begin MATERIAL FOR THIS TASK

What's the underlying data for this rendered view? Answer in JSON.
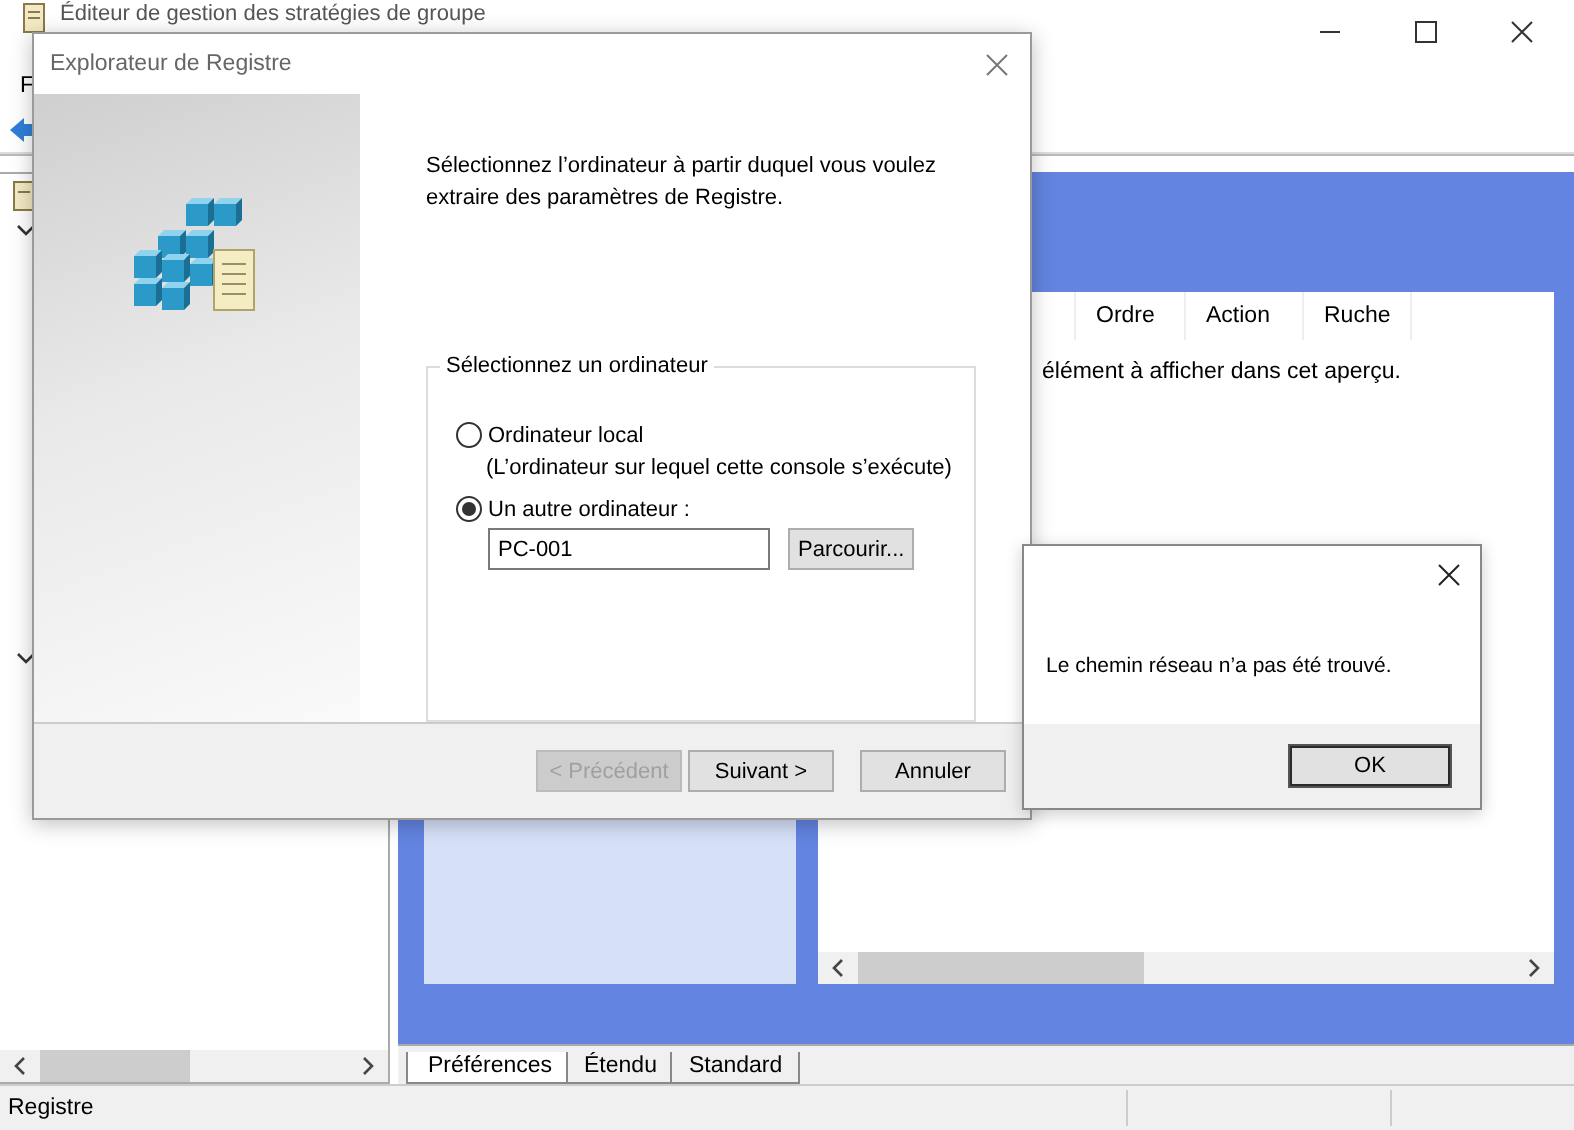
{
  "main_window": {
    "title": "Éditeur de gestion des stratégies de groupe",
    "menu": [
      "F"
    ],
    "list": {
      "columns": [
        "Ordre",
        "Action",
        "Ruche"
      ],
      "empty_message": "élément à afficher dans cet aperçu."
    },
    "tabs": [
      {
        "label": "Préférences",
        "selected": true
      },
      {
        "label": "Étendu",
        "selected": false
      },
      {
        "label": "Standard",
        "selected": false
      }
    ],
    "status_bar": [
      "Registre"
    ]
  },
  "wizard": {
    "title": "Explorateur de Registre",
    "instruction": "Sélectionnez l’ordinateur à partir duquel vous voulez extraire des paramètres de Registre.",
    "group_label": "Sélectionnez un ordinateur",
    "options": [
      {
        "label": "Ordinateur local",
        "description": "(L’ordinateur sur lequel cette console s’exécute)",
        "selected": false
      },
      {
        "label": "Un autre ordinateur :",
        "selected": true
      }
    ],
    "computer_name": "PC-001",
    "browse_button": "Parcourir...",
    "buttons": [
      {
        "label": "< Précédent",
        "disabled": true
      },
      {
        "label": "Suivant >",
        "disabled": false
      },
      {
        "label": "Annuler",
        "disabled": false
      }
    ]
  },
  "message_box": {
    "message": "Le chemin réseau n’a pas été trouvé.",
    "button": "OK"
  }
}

end MATERIAL FOR THIS TASK

**OBJECTIVE:**
Copy out every line of the material above exactly, skipping the pictures.

**RIGHT ANSWER:**
What's the underlying data for this rendered view? Answer in JSON.
{
  "main_window": {
    "title": "Éditeur de gestion des stratégies de groupe",
    "menu": [
      "F"
    ],
    "list": {
      "columns": [
        "Ordre",
        "Action",
        "Ruche"
      ],
      "empty_message": "élément à afficher dans cet aperçu."
    },
    "tabs": [
      {
        "label": "Préférences",
        "selected": true
      },
      {
        "label": "Étendu",
        "selected": false
      },
      {
        "label": "Standard",
        "selected": false
      }
    ],
    "status_bar": [
      "Registre"
    ]
  },
  "wizard": {
    "title": "Explorateur de Registre",
    "instruction": "Sélectionnez l’ordinateur à partir duquel vous voulez extraire des paramètres de Registre.",
    "group_label": "Sélectionnez un ordinateur",
    "options": [
      {
        "label": "Ordinateur local",
        "description": "(L’ordinateur sur lequel cette console s’exécute)",
        "selected": false
      },
      {
        "label": "Un autre ordinateur :",
        "selected": true
      }
    ],
    "computer_name": "PC-001",
    "browse_button": "Parcourir...",
    "buttons": [
      {
        "label": "< Précédent",
        "disabled": true
      },
      {
        "label": "Suivant >",
        "disabled": false
      },
      {
        "label": "Annuler",
        "disabled": false
      }
    ]
  },
  "message_box": {
    "message": "Le chemin réseau n’a pas été trouvé.",
    "button": "OK"
  }
}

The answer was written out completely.